** BEGIN Entries supplied **

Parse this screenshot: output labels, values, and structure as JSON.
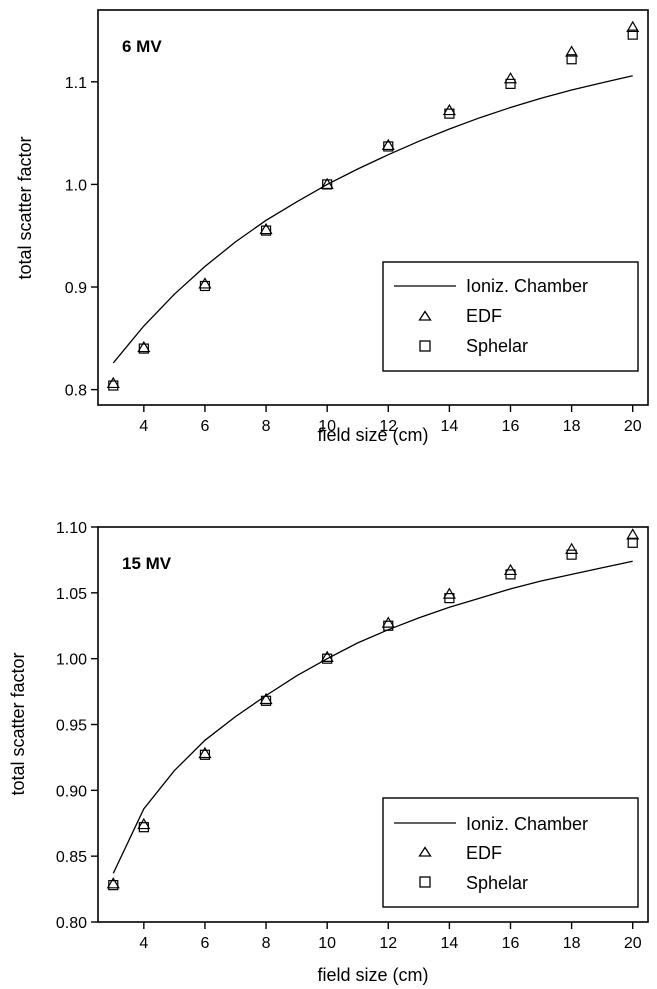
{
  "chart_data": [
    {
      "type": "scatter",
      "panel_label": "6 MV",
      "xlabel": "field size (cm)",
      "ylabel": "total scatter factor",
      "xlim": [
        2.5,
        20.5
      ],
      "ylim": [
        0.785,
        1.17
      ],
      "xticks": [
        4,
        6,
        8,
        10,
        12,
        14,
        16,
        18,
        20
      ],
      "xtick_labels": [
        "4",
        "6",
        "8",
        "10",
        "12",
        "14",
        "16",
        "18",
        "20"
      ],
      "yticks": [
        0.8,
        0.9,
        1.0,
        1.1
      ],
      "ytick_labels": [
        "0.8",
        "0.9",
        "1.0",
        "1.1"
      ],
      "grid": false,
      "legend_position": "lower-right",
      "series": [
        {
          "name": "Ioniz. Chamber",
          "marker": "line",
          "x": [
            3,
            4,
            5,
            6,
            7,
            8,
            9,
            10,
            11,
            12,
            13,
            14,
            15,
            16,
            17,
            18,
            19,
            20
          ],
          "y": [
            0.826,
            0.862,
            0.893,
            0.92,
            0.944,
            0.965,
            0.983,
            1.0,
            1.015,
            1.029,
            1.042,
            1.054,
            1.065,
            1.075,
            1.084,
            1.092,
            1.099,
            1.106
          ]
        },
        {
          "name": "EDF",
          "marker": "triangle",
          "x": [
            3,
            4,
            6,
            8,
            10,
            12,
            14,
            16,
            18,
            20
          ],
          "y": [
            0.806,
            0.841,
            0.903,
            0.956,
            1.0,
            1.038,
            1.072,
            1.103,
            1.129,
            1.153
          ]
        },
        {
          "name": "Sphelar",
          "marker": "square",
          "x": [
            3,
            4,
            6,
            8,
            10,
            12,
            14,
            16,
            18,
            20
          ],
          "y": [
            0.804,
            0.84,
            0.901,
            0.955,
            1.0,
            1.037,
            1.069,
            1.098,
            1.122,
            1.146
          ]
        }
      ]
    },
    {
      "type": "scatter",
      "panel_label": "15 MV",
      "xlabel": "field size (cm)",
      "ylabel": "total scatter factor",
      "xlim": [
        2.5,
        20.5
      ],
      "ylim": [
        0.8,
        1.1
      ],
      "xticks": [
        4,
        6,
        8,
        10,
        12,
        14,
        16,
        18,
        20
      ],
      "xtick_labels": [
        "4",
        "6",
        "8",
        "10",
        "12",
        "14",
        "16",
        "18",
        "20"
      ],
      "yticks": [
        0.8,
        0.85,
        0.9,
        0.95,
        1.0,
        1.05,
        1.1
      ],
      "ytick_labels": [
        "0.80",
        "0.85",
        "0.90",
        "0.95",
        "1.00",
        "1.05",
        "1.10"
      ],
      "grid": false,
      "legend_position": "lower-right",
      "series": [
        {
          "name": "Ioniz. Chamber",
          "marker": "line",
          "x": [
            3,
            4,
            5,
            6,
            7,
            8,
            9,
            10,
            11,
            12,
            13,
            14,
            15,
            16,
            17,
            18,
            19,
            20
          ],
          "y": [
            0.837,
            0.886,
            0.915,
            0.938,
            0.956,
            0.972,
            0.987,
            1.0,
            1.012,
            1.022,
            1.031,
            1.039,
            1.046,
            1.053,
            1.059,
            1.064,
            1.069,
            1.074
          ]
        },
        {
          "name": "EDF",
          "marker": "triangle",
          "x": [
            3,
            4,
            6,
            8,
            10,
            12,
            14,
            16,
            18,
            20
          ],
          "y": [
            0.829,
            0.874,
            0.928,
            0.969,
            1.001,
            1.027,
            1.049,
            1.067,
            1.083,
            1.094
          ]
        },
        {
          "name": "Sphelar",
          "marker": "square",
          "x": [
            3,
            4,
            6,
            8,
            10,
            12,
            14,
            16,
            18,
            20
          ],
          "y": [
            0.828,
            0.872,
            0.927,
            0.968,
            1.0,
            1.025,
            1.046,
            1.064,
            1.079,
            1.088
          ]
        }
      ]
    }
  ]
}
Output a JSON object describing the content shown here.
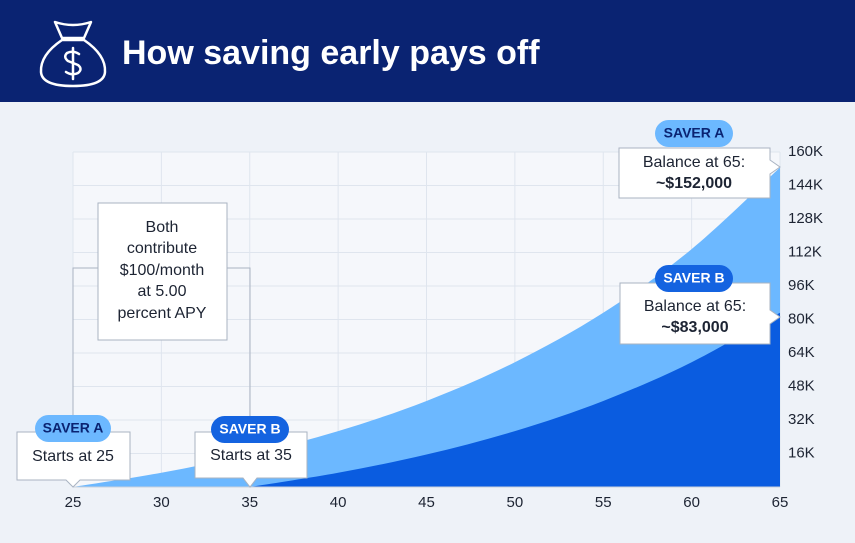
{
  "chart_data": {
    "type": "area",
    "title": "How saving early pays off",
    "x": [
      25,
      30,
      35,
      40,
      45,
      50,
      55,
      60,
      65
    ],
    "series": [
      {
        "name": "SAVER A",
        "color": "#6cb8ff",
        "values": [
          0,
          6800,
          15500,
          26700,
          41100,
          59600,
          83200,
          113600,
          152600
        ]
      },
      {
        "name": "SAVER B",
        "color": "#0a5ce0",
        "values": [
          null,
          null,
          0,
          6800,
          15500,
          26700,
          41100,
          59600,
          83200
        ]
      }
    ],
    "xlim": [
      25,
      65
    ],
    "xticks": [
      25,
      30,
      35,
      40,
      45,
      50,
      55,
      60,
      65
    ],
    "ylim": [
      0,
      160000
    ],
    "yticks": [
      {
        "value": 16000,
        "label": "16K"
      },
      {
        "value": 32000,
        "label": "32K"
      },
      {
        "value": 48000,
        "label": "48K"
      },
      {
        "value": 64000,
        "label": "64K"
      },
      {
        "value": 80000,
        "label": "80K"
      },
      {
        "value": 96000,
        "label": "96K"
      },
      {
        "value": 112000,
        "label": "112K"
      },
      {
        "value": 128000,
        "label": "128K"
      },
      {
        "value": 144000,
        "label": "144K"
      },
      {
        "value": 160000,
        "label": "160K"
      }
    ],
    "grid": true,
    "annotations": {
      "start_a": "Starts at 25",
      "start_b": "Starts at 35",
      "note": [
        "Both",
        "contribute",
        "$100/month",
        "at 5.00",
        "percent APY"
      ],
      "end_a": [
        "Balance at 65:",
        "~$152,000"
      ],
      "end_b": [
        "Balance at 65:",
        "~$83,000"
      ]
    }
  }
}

** END Entries supplied **

[Work to complete]
Drop the images and repeat the data exactly.

[The reply]
Parse this screenshot: output labels, values, and structure as JSON.
{
  "chart_data": [
    {
      "type": "scatter",
      "panel_label": "6 MV",
      "xlabel": "field size (cm)",
      "ylabel": "total scatter factor",
      "xlim": [
        2.5,
        20.5
      ],
      "ylim": [
        0.785,
        1.17
      ],
      "xticks": [
        4,
        6,
        8,
        10,
        12,
        14,
        16,
        18,
        20
      ],
      "xtick_labels": [
        "4",
        "6",
        "8",
        "10",
        "12",
        "14",
        "16",
        "18",
        "20"
      ],
      "yticks": [
        0.8,
        0.9,
        1.0,
        1.1
      ],
      "ytick_labels": [
        "0.8",
        "0.9",
        "1.0",
        "1.1"
      ],
      "grid": false,
      "legend_position": "lower-right",
      "series": [
        {
          "name": "Ioniz. Chamber",
          "marker": "line",
          "x": [
            3,
            4,
            5,
            6,
            7,
            8,
            9,
            10,
            11,
            12,
            13,
            14,
            15,
            16,
            17,
            18,
            19,
            20
          ],
          "y": [
            0.826,
            0.862,
            0.893,
            0.92,
            0.944,
            0.965,
            0.983,
            1.0,
            1.015,
            1.029,
            1.042,
            1.054,
            1.065,
            1.075,
            1.084,
            1.092,
            1.099,
            1.106
          ]
        },
        {
          "name": "EDF",
          "marker": "triangle",
          "x": [
            3,
            4,
            6,
            8,
            10,
            12,
            14,
            16,
            18,
            20
          ],
          "y": [
            0.806,
            0.841,
            0.903,
            0.956,
            1.0,
            1.038,
            1.072,
            1.103,
            1.129,
            1.153
          ]
        },
        {
          "name": "Sphelar",
          "marker": "square",
          "x": [
            3,
            4,
            6,
            8,
            10,
            12,
            14,
            16,
            18,
            20
          ],
          "y": [
            0.804,
            0.84,
            0.901,
            0.955,
            1.0,
            1.037,
            1.069,
            1.098,
            1.122,
            1.146
          ]
        }
      ]
    },
    {
      "type": "scatter",
      "panel_label": "15 MV",
      "xlabel": "field size (cm)",
      "ylabel": "total scatter factor",
      "xlim": [
        2.5,
        20.5
      ],
      "ylim": [
        0.8,
        1.1
      ],
      "xticks": [
        4,
        6,
        8,
        10,
        12,
        14,
        16,
        18,
        20
      ],
      "xtick_labels": [
        "4",
        "6",
        "8",
        "10",
        "12",
        "14",
        "16",
        "18",
        "20"
      ],
      "yticks": [
        0.8,
        0.85,
        0.9,
        0.95,
        1.0,
        1.05,
        1.1
      ],
      "ytick_labels": [
        "0.80",
        "0.85",
        "0.90",
        "0.95",
        "1.00",
        "1.05",
        "1.10"
      ],
      "grid": false,
      "legend_position": "lower-right",
      "series": [
        {
          "name": "Ioniz. Chamber",
          "marker": "line",
          "x": [
            3,
            4,
            5,
            6,
            7,
            8,
            9,
            10,
            11,
            12,
            13,
            14,
            15,
            16,
            17,
            18,
            19,
            20
          ],
          "y": [
            0.837,
            0.886,
            0.915,
            0.938,
            0.956,
            0.972,
            0.987,
            1.0,
            1.012,
            1.022,
            1.031,
            1.039,
            1.046,
            1.053,
            1.059,
            1.064,
            1.069,
            1.074
          ]
        },
        {
          "name": "EDF",
          "marker": "triangle",
          "x": [
            3,
            4,
            6,
            8,
            10,
            12,
            14,
            16,
            18,
            20
          ],
          "y": [
            0.829,
            0.874,
            0.928,
            0.969,
            1.001,
            1.027,
            1.049,
            1.067,
            1.083,
            1.094
          ]
        },
        {
          "name": "Sphelar",
          "marker": "square",
          "x": [
            3,
            4,
            6,
            8,
            10,
            12,
            14,
            16,
            18,
            20
          ],
          "y": [
            0.828,
            0.872,
            0.927,
            0.968,
            1.0,
            1.025,
            1.046,
            1.064,
            1.079,
            1.088
          ]
        }
      ]
    }
  ]
}
Output a JSON object describing the content shown here.
{
  "chart_data": {
    "type": "area",
    "title": "How saving early pays off",
    "x": [
      25,
      30,
      35,
      40,
      45,
      50,
      55,
      60,
      65
    ],
    "series": [
      {
        "name": "SAVER A",
        "color": "#6cb8ff",
        "values": [
          0,
          6800,
          15500,
          26700,
          41100,
          59600,
          83200,
          113600,
          152600
        ]
      },
      {
        "name": "SAVER B",
        "color": "#0a5ce0",
        "values": [
          null,
          null,
          0,
          6800,
          15500,
          26700,
          41100,
          59600,
          83200
        ]
      }
    ],
    "xlim": [
      25,
      65
    ],
    "xticks": [
      25,
      30,
      35,
      40,
      45,
      50,
      55,
      60,
      65
    ],
    "ylim": [
      0,
      160000
    ],
    "yticks": [
      {
        "value": 16000,
        "label": "16K"
      },
      {
        "value": 32000,
        "label": "32K"
      },
      {
        "value": 48000,
        "label": "48K"
      },
      {
        "value": 64000,
        "label": "64K"
      },
      {
        "value": 80000,
        "label": "80K"
      },
      {
        "value": 96000,
        "label": "96K"
      },
      {
        "value": 112000,
        "label": "112K"
      },
      {
        "value": 128000,
        "label": "128K"
      },
      {
        "value": 144000,
        "label": "144K"
      },
      {
        "value": 160000,
        "label": "160K"
      }
    ],
    "grid": true,
    "annotations": {
      "start_a": "Starts at 25",
      "start_b": "Starts at 35",
      "note": [
        "Both",
        "contribute",
        "$100/month",
        "at 5.00",
        "percent APY"
      ],
      "end_a": [
        "Balance at 65:",
        "~$152,000"
      ],
      "end_b": [
        "Balance at 65:",
        "~$83,000"
      ]
    }
  }
}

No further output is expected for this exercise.